EXERCISE DETAILS: Identify each line below containing the string "axis" and copy it.

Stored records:

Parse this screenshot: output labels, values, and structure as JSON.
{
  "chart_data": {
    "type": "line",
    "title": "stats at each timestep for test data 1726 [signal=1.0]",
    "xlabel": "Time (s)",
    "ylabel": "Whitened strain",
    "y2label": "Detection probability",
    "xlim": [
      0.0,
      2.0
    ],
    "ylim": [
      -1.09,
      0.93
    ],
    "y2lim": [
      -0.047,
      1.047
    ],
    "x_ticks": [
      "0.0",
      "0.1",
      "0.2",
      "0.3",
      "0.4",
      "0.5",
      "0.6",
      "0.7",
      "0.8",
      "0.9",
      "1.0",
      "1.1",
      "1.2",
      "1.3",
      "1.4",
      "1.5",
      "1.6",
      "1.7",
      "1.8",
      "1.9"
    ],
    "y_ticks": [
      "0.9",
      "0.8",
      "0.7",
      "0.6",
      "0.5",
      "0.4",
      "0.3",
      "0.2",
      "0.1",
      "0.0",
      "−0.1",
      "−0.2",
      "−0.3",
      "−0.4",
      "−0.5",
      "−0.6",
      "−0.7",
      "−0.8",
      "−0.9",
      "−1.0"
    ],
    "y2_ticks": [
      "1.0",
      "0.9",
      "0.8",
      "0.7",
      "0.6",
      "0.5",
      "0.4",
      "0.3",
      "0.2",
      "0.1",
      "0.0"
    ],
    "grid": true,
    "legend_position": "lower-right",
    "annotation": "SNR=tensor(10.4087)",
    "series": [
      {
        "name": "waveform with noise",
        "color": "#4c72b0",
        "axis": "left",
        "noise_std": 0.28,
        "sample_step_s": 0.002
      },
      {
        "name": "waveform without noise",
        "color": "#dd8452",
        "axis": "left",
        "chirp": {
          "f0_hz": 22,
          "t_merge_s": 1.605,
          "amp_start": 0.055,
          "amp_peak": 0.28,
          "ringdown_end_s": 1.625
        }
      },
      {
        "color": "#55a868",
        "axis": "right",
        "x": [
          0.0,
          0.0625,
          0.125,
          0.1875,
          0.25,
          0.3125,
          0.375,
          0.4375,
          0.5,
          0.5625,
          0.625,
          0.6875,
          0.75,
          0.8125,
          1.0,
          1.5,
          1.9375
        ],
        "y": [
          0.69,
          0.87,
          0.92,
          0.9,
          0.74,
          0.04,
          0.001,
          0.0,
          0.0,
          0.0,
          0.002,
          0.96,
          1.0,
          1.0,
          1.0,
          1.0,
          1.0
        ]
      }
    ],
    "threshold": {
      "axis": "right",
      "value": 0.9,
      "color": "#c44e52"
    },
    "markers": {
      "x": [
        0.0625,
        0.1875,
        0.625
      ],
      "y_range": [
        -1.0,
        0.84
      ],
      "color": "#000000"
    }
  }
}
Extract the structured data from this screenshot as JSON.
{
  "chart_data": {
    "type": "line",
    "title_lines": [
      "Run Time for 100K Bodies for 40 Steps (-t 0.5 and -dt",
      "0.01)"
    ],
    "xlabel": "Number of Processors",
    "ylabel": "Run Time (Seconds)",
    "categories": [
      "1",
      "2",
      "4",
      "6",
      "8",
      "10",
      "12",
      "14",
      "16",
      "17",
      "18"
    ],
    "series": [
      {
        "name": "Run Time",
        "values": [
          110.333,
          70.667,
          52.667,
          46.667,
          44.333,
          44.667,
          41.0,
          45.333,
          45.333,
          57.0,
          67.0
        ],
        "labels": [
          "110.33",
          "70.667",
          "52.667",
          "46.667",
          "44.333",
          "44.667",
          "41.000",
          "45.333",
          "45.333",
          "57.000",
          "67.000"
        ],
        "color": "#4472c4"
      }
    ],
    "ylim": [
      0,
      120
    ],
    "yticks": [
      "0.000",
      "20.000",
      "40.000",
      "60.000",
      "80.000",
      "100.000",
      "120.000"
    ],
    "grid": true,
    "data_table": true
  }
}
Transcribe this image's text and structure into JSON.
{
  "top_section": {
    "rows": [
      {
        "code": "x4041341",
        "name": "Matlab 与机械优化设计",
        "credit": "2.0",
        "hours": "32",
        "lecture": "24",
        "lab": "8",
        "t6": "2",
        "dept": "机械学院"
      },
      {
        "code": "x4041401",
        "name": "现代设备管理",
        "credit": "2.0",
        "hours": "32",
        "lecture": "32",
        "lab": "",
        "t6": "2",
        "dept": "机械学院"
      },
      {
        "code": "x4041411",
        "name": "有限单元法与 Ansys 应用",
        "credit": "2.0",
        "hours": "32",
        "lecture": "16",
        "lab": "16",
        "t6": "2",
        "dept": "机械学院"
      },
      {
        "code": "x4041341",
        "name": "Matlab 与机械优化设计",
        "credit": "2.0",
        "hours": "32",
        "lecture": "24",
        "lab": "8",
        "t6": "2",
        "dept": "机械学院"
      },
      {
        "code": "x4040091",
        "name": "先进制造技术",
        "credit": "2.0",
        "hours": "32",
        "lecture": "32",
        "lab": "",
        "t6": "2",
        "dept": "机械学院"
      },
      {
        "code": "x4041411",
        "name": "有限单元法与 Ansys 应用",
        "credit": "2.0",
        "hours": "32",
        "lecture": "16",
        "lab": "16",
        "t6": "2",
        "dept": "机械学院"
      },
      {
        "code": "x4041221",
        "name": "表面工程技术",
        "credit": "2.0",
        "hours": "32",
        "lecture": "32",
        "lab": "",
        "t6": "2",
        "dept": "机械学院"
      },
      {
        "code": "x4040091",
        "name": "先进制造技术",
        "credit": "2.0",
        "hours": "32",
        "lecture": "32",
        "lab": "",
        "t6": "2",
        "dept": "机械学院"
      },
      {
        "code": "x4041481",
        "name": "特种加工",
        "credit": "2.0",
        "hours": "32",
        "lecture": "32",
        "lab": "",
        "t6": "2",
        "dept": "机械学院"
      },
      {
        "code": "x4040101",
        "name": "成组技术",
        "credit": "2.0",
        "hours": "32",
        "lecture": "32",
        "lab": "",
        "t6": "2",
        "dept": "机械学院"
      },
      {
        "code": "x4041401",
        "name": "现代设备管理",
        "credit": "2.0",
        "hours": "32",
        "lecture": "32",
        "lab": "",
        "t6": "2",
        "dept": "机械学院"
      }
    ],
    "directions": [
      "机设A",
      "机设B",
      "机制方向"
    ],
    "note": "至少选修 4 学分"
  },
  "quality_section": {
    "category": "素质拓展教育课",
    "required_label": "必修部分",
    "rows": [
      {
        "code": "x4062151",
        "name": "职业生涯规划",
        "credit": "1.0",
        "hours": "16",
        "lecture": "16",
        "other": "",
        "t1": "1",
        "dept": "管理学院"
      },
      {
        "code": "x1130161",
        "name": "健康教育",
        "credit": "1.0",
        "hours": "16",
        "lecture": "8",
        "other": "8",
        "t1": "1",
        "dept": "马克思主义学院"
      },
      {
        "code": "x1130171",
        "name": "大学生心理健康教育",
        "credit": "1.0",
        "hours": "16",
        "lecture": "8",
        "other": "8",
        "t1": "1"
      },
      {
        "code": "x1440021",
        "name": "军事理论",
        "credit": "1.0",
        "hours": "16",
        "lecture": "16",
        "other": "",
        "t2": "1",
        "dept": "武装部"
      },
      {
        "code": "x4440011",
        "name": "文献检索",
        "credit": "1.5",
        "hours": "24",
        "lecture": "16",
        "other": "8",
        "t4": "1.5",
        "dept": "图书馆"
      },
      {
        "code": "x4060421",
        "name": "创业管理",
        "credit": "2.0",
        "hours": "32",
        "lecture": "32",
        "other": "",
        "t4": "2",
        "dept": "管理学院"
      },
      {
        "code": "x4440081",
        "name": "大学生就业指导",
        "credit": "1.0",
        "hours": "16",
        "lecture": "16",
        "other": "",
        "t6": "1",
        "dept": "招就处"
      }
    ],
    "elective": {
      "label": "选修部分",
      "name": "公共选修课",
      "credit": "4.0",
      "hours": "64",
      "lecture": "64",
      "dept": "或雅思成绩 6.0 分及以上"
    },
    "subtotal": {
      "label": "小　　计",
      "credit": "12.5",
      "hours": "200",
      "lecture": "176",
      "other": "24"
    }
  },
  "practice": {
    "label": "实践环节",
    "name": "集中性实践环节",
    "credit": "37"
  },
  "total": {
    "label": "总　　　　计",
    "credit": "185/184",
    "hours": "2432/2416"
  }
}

SOLUTION TO THIS EXERCISE:
        "axis": "left",
        "axis": "left",
        "axis": "right",
      "axis": "right",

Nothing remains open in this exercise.